▶ _Given instruction_
Repeat each entry in full, exactly.

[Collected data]

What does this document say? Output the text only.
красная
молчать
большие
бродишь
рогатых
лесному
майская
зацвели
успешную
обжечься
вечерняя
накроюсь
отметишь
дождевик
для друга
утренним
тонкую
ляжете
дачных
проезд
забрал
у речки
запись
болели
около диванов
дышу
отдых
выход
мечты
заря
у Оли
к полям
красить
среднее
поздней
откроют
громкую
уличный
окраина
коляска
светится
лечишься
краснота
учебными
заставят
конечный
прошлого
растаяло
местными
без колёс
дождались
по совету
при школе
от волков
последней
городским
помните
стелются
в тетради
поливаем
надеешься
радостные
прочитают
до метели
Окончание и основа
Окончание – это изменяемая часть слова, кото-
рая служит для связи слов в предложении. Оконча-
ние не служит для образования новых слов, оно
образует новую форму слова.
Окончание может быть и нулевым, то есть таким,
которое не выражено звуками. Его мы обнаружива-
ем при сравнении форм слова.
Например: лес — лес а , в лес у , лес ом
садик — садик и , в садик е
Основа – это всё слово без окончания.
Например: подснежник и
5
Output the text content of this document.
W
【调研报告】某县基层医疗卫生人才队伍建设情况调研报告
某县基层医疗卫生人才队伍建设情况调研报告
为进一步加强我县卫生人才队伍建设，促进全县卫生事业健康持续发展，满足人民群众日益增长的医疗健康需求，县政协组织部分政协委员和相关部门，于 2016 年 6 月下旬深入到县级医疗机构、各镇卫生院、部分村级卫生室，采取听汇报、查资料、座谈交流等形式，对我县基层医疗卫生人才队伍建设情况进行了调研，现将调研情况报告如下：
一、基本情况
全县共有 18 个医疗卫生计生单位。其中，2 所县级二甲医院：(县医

▶ _Written answer_
What does this document say? Output the text only.
красная
молчать
большие
бродишь
рогатых
лесному
майская
зацвели
успешную
обжечься
вечерняя
накроюсь
отметишь
дождевик
для друга
утренним
тонкую
ляжете
дачных
проезд
забрал
у речки
запись
болели
около диванов
дышу
отдых
выход
мечты
заря
у Оли
к полям
красить
среднее
поздней
откроют
громкую
уличный
окраина
коляска
светится
лечишься
краснота
учебными
заставят
конечный
прошлого
растаяло
местными
без колёс
дождались
по совету
при школе
от волков
последней
городским
помните
стелются
в тетради
поливаем
надеешься
радостные
прочитают
до метели
Окончание и основа
Окончание – это изменяемая часть слова, кото-
рая служит для связи слов в предложении. Оконча-
ние не служит для образования новых слов, оно
образует новую форму слова.
Окончание может быть и нулевым, то есть таким,
которое не выражено звуками. Его мы обнаружива-
ем при сравнении форм слова.
Например: лес — лес а , в лес у , лес ом
садик — садик и , в садик е
Основа – это всё слово без окончания.
Например: подснежник и
5
Output the text content of this document.
W
【调研报告】某县基层医疗卫生人才队伍建设情况调研报告
某县基层医疗卫生人才队伍建设情况调研报告
为进一步加强我县卫生人才队伍建设，促进全县卫生事业健康持续发展，满足人民群众日益增长的医疗健康需求，县政协组织部分政协委员和相关部门，于 2016 年 6 月下旬深入到县级医疗机构、各镇卫生院、部分村级卫生室，采取听汇报、查资料、座谈交流等形式，对我县基层医疗卫生人才队伍建设情况进行了调研，现将调研情况报告如下：
一、基本情况
全县共有 18 个医疗卫生计生单位。其中，2 所县级二甲医院：(县医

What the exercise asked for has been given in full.